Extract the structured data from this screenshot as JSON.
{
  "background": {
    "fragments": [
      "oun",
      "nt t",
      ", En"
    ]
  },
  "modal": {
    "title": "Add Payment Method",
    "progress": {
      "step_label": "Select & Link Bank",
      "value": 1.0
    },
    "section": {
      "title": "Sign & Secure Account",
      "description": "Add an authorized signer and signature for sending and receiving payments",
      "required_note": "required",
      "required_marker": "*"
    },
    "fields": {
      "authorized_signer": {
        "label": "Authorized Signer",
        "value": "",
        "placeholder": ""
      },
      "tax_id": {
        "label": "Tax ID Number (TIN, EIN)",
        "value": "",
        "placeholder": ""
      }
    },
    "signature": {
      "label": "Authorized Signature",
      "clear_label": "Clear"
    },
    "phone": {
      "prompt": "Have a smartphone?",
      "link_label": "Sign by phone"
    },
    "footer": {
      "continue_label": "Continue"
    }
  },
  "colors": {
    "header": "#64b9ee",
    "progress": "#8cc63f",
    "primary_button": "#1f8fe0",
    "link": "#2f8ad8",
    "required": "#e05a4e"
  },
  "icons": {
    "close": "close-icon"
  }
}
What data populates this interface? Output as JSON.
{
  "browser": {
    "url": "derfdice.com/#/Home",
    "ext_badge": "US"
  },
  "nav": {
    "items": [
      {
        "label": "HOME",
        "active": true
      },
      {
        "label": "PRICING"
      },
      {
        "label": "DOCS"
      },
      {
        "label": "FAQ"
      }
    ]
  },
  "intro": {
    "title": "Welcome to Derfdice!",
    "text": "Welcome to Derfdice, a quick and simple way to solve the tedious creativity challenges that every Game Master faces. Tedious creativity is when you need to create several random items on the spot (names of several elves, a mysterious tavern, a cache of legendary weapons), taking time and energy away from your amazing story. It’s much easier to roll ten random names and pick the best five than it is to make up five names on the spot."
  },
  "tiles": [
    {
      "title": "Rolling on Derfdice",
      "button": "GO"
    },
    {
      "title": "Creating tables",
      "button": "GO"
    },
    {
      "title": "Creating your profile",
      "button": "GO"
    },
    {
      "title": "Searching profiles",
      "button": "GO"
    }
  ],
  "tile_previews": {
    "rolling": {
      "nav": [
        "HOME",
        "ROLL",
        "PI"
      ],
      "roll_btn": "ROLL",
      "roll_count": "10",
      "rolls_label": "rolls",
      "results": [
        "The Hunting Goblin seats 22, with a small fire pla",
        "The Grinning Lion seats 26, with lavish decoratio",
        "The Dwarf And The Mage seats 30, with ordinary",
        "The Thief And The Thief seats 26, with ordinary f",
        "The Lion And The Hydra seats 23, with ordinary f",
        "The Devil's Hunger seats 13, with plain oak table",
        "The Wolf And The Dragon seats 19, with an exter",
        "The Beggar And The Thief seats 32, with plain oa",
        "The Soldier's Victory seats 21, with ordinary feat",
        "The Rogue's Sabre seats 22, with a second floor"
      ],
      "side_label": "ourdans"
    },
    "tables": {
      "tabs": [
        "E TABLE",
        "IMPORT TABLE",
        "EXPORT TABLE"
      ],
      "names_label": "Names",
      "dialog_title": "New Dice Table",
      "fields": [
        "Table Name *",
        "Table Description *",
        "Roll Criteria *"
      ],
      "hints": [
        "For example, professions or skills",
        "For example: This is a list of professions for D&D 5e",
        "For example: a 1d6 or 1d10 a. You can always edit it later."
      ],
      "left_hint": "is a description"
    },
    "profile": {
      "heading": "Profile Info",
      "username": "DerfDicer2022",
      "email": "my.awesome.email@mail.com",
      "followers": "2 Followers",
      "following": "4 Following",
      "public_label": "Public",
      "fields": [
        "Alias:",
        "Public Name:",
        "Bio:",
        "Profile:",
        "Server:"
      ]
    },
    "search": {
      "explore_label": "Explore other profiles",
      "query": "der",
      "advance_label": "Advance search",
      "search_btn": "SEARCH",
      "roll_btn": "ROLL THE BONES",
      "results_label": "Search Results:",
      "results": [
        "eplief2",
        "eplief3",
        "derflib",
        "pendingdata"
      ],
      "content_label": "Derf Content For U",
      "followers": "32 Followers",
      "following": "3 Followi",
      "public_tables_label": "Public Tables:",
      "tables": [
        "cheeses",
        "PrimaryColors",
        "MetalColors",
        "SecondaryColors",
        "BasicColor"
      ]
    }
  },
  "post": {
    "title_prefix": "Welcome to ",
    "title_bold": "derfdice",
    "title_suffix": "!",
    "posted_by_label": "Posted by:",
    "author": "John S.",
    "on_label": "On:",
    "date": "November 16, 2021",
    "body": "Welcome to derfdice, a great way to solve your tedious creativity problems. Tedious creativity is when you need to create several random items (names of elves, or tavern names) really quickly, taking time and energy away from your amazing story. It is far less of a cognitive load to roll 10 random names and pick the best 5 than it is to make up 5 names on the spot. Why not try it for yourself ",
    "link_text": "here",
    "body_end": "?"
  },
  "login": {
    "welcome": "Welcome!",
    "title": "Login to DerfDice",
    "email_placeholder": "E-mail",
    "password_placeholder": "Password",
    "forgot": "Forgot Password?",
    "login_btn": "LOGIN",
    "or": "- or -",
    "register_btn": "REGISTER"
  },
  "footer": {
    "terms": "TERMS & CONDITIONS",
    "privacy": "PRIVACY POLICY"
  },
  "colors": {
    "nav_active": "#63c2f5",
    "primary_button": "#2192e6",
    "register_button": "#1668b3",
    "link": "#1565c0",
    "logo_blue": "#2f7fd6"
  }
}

━━━━━━━━━━━━━━━━━━━━━━━━━━━━━━

Extract each record, keeping it identical to the original.

## [RESULT OF THE EXERCISE]
Extract the structured data from this screenshot as JSON.
{
  "background": {
    "fragments": [
      "oun",
      "nt t",
      ", En"
    ]
  },
  "modal": {
    "title": "Add Payment Method",
    "progress": {
      "step_label": "Select & Link Bank",
      "value": 1.0
    },
    "section": {
      "title": "Sign & Secure Account",
      "description": "Add an authorized signer and signature for sending and receiving payments",
      "required_note": "required",
      "required_marker": "*"
    },
    "fields": {
      "authorized_signer": {
        "label": "Authorized Signer",
        "value": "",
        "placeholder": ""
      },
      "tax_id": {
        "label": "Tax ID Number (TIN, EIN)",
        "value": "",
        "placeholder": ""
      }
    },
    "signature": {
      "label": "Authorized Signature",
      "clear_label": "Clear"
    },
    "phone": {
      "prompt": "Have a smartphone?",
      "link_label": "Sign by phone"
    },
    "footer": {
      "continue_label": "Continue"
    }
  },
  "colors": {
    "header": "#64b9ee",
    "progress": "#8cc63f",
    "primary_button": "#1f8fe0",
    "link": "#2f8ad8",
    "required": "#e05a4e"
  },
  "icons": {
    "close": "close-icon"
  }
}
What data populates this interface? Output as JSON.
{
  "browser": {
    "url": "derfdice.com/#/Home",
    "ext_badge": "US"
  },
  "nav": {
    "items": [
      {
        "label": "HOME",
        "active": true
      },
      {
        "label": "PRICING"
      },
      {
        "label": "DOCS"
      },
      {
        "label": "FAQ"
      }
    ]
  },
  "intro": {
    "title": "Welcome to Derfdice!",
    "text": "Welcome to Derfdice, a quick and simple way to solve the tedious creativity challenges that every Game Master faces. Tedious creativity is when you need to create several random items on the spot (names of several elves, a mysterious tavern, a cache of legendary weapons), taking time and energy away from your amazing story. It’s much easier to roll ten random names and pick the best five than it is to make up five names on the spot."
  },
  "tiles": [
    {
      "title": "Rolling on Derfdice",
      "button": "GO"
    },
    {
      "title": "Creating tables",
      "button": "GO"
    },
    {
      "title": "Creating your profile",
      "button": "GO"
    },
    {
      "title": "Searching profiles",
      "button": "GO"
    }
  ],
  "tile_previews": {
    "rolling": {
      "nav": [
        "HOME",
        "ROLL",
        "PI"
      ],
      "roll_btn": "ROLL",
      "roll_count": "10",
      "rolls_label": "rolls",
      "results": [
        "The Hunting Goblin seats 22, with a small fire pla",
        "The Grinning Lion seats 26, with lavish decoratio",
        "The Dwarf And The Mage seats 30, with ordinary",
        "The Thief And The Thief seats 26, with ordinary f",
        "The Lion And The Hydra seats 23, with ordinary f",
        "The Devil's Hunger seats 13, with plain oak table",
        "The Wolf And The Dragon seats 19, with an exter",
        "The Beggar And The Thief seats 32, with plain oa",
        "The Soldier's Victory seats 21, with ordinary feat",
        "The Rogue's Sabre seats 22, with a second floor"
      ],
      "side_label": "ourdans"
    },
    "tables": {
      "tabs": [
        "E TABLE",
        "IMPORT TABLE",
        "EXPORT TABLE"
      ],
      "names_label": "Names",
      "dialog_title": "New Dice Table",
      "fields": [
        "Table Name *",
        "Table Description *",
        "Roll Criteria *"
      ],
      "hints": [
        "For example, professions or skills",
        "For example: This is a list of professions for D&D 5e",
        "For example: a 1d6 or 1d10 a. You can always edit it later."
      ],
      "left_hint": "is a description"
    },
    "profile": {
      "heading": "Profile Info",
      "username": "DerfDicer2022",
      "email": "my.awesome.email@mail.com",
      "followers": "2 Followers",
      "following": "4 Following",
      "public_label": "Public",
      "fields": [
        "Alias:",
        "Public Name:",
        "Bio:",
        "Profile:",
        "Server:"
      ]
    },
    "search": {
      "explore_label": "Explore other profiles",
      "query": "der",
      "advance_label": "Advance search",
      "search_btn": "SEARCH",
      "roll_btn": "ROLL THE BONES",
      "results_label": "Search Results:",
      "results": [
        "eplief2",
        "eplief3",
        "derflib",
        "pendingdata"
      ],
      "content_label": "Derf Content For U",
      "followers": "32 Followers",
      "following": "3 Followi",
      "public_tables_label": "Public Tables:",
      "tables": [
        "cheeses",
        "PrimaryColors",
        "MetalColors",
        "SecondaryColors",
        "BasicColor"
      ]
    }
  },
  "post": {
    "title_prefix": "Welcome to ",
    "title_bold": "derfdice",
    "title_suffix": "!",
    "posted_by_label": "Posted by:",
    "author": "John S.",
    "on_label": "On:",
    "date": "November 16, 2021",
    "body": "Welcome to derfdice, a great way to solve your tedious creativity problems. Tedious creativity is when you need to create several random items (names of elves, or tavern names) really quickly, taking time and energy away from your amazing story. It is far less of a cognitive load to roll 10 random names and pick the best 5 than it is to make up 5 names on the spot. Why not try it for yourself ",
    "link_text": "here",
    "body_end": "?"
  },
  "login": {
    "welcome": "Welcome!",
    "title": "Login to DerfDice",
    "email_placeholder": "E-mail",
    "password_placeholder": "Password",
    "forgot": "Forgot Password?",
    "login_btn": "LOGIN",
    "or": "- or -",
    "register_btn": "REGISTER"
  },
  "footer": {
    "terms": "TERMS & CONDITIONS",
    "privacy": "PRIVACY POLICY"
  },
  "colors": {
    "nav_active": "#63c2f5",
    "primary_button": "#2192e6",
    "register_button": "#1668b3",
    "link": "#1565c0",
    "logo_blue": "#2f7fd6"
  }
}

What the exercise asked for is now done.